### WHAT TO DO
Every record that follows should be printed verbatim.

------------------------

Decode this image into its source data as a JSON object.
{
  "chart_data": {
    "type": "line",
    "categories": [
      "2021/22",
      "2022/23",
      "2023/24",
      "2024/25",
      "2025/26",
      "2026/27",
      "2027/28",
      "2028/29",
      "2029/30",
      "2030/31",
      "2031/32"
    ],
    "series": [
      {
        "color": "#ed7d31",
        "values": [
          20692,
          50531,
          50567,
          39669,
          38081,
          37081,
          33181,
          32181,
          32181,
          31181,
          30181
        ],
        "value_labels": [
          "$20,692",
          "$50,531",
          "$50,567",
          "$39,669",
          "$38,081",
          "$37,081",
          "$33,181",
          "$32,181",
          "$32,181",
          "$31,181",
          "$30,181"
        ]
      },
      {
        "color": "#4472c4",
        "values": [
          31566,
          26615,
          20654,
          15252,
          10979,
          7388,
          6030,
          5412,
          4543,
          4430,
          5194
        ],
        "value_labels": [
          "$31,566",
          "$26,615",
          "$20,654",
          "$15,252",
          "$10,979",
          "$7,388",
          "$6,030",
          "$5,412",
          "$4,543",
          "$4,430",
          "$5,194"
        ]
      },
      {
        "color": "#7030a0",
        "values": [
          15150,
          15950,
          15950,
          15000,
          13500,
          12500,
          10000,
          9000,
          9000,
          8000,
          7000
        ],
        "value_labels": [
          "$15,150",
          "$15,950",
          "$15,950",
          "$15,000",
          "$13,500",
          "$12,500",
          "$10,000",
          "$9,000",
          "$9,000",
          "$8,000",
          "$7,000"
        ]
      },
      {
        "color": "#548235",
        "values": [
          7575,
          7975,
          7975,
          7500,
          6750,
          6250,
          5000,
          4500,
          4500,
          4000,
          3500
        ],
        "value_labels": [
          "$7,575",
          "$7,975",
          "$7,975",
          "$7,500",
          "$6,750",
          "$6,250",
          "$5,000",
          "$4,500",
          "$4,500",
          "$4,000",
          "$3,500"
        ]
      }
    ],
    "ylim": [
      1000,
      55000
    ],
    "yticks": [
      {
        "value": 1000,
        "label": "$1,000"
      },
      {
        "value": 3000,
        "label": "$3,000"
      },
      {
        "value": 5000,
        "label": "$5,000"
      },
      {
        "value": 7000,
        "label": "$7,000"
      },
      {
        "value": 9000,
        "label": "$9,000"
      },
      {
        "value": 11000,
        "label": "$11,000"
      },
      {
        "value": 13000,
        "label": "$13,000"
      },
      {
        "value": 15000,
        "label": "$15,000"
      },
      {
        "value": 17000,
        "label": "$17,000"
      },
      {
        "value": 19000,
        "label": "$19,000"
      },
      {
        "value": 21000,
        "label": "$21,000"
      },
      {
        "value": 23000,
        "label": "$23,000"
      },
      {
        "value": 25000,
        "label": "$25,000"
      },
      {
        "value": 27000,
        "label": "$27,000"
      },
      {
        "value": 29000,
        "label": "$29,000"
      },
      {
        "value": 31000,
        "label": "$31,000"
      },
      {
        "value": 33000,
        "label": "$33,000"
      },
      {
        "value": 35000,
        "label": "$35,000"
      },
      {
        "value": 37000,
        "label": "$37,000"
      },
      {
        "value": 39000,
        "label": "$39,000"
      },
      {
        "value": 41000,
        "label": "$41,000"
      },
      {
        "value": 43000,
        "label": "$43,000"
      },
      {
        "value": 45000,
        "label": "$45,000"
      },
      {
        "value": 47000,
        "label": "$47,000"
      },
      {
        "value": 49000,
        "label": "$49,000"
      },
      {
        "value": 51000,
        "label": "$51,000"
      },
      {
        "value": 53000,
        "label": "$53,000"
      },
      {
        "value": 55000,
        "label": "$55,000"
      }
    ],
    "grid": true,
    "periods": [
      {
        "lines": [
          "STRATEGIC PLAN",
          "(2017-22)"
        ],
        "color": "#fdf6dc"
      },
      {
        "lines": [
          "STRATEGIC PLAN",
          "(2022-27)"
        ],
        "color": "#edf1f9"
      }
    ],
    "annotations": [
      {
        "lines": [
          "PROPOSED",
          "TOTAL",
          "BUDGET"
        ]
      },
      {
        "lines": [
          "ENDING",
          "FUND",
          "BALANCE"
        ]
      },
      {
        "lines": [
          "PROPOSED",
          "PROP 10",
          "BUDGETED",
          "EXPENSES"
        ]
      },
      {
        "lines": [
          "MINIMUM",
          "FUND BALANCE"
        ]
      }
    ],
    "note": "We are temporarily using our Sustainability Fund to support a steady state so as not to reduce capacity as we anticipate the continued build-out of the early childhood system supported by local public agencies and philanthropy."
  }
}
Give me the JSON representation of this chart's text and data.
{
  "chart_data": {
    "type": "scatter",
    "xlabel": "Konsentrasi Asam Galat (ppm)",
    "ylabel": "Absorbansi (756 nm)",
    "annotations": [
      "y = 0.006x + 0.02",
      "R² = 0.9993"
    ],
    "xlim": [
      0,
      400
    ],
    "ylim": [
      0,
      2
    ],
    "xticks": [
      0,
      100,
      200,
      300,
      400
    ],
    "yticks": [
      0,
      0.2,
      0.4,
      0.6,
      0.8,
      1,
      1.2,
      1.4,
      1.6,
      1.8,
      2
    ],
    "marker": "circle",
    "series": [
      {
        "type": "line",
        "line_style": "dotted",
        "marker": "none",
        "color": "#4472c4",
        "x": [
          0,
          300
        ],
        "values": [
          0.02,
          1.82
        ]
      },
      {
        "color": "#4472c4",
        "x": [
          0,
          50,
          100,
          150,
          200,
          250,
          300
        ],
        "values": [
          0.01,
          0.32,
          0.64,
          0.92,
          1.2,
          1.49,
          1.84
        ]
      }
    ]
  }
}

------------------------

### TASK RESULT
Decode this image into its source data as a JSON object.
{
  "chart_data": {
    "type": "line",
    "categories": [
      "2021/22",
      "2022/23",
      "2023/24",
      "2024/25",
      "2025/26",
      "2026/27",
      "2027/28",
      "2028/29",
      "2029/30",
      "2030/31",
      "2031/32"
    ],
    "series": [
      {
        "color": "#ed7d31",
        "values": [
          20692,
          50531,
          50567,
          39669,
          38081,
          37081,
          33181,
          32181,
          32181,
          31181,
          30181
        ],
        "value_labels": [
          "$20,692",
          "$50,531",
          "$50,567",
          "$39,669",
          "$38,081",
          "$37,081",
          "$33,181",
          "$32,181",
          "$32,181",
          "$31,181",
          "$30,181"
        ]
      },
      {
        "color": "#4472c4",
        "values": [
          31566,
          26615,
          20654,
          15252,
          10979,
          7388,
          6030,
          5412,
          4543,
          4430,
          5194
        ],
        "value_labels": [
          "$31,566",
          "$26,615",
          "$20,654",
          "$15,252",
          "$10,979",
          "$7,388",
          "$6,030",
          "$5,412",
          "$4,543",
          "$4,430",
          "$5,194"
        ]
      },
      {
        "color": "#7030a0",
        "values": [
          15150,
          15950,
          15950,
          15000,
          13500,
          12500,
          10000,
          9000,
          9000,
          8000,
          7000
        ],
        "value_labels": [
          "$15,150",
          "$15,950",
          "$15,950",
          "$15,000",
          "$13,500",
          "$12,500",
          "$10,000",
          "$9,000",
          "$9,000",
          "$8,000",
          "$7,000"
        ]
      },
      {
        "color": "#548235",
        "values": [
          7575,
          7975,
          7975,
          7500,
          6750,
          6250,
          5000,
          4500,
          4500,
          4000,
          3500
        ],
        "value_labels": [
          "$7,575",
          "$7,975",
          "$7,975",
          "$7,500",
          "$6,750",
          "$6,250",
          "$5,000",
          "$4,500",
          "$4,500",
          "$4,000",
          "$3,500"
        ]
      }
    ],
    "ylim": [
      1000,
      55000
    ],
    "yticks": [
      {
        "value": 1000,
        "label": "$1,000"
      },
      {
        "value": 3000,
        "label": "$3,000"
      },
      {
        "value": 5000,
        "label": "$5,000"
      },
      {
        "value": 7000,
        "label": "$7,000"
      },
      {
        "value": 9000,
        "label": "$9,000"
      },
      {
        "value": 11000,
        "label": "$11,000"
      },
      {
        "value": 13000,
        "label": "$13,000"
      },
      {
        "value": 15000,
        "label": "$15,000"
      },
      {
        "value": 17000,
        "label": "$17,000"
      },
      {
        "value": 19000,
        "label": "$19,000"
      },
      {
        "value": 21000,
        "label": "$21,000"
      },
      {
        "value": 23000,
        "label": "$23,000"
      },
      {
        "value": 25000,
        "label": "$25,000"
      },
      {
        "value": 27000,
        "label": "$27,000"
      },
      {
        "value": 29000,
        "label": "$29,000"
      },
      {
        "value": 31000,
        "label": "$31,000"
      },
      {
        "value": 33000,
        "label": "$33,000"
      },
      {
        "value": 35000,
        "label": "$35,000"
      },
      {
        "value": 37000,
        "label": "$37,000"
      },
      {
        "value": 39000,
        "label": "$39,000"
      },
      {
        "value": 41000,
        "label": "$41,000"
      },
      {
        "value": 43000,
        "label": "$43,000"
      },
      {
        "value": 45000,
        "label": "$45,000"
      },
      {
        "value": 47000,
        "label": "$47,000"
      },
      {
        "value": 49000,
        "label": "$49,000"
      },
      {
        "value": 51000,
        "label": "$51,000"
      },
      {
        "value": 53000,
        "label": "$53,000"
      },
      {
        "value": 55000,
        "label": "$55,000"
      }
    ],
    "grid": true,
    "periods": [
      {
        "lines": [
          "STRATEGIC PLAN",
          "(2017-22)"
        ],
        "color": "#fdf6dc"
      },
      {
        "lines": [
          "STRATEGIC PLAN",
          "(2022-27)"
        ],
        "color": "#edf1f9"
      }
    ],
    "annotations": [
      {
        "lines": [
          "PROPOSED",
          "TOTAL",
          "BUDGET"
        ]
      },
      {
        "lines": [
          "ENDING",
          "FUND",
          "BALANCE"
        ]
      },
      {
        "lines": [
          "PROPOSED",
          "PROP 10",
          "BUDGETED",
          "EXPENSES"
        ]
      },
      {
        "lines": [
          "MINIMUM",
          "FUND BALANCE"
        ]
      }
    ],
    "note": "We are temporarily using our Sustainability Fund to support a steady state so as not to reduce capacity as we anticipate the continued build-out of the early childhood system supported by local public agencies and philanthropy."
  }
}
Give me the JSON representation of this chart's text and data.
{
  "chart_data": {
    "type": "scatter",
    "xlabel": "Konsentrasi Asam Galat (ppm)",
    "ylabel": "Absorbansi (756 nm)",
    "annotations": [
      "y = 0.006x + 0.02",
      "R² = 0.9993"
    ],
    "xlim": [
      0,
      400
    ],
    "ylim": [
      0,
      2
    ],
    "xticks": [
      0,
      100,
      200,
      300,
      400
    ],
    "yticks": [
      0,
      0.2,
      0.4,
      0.6,
      0.8,
      1,
      1.2,
      1.4,
      1.6,
      1.8,
      2
    ],
    "marker": "circle",
    "series": [
      {
        "type": "line",
        "line_style": "dotted",
        "marker": "none",
        "color": "#4472c4",
        "x": [
          0,
          300
        ],
        "values": [
          0.02,
          1.82
        ]
      },
      {
        "color": "#4472c4",
        "x": [
          0,
          50,
          100,
          150,
          200,
          250,
          300
        ],
        "values": [
          0.01,
          0.32,
          0.64,
          0.92,
          1.2,
          1.49,
          1.84
        ]
      }
    ]
  }
}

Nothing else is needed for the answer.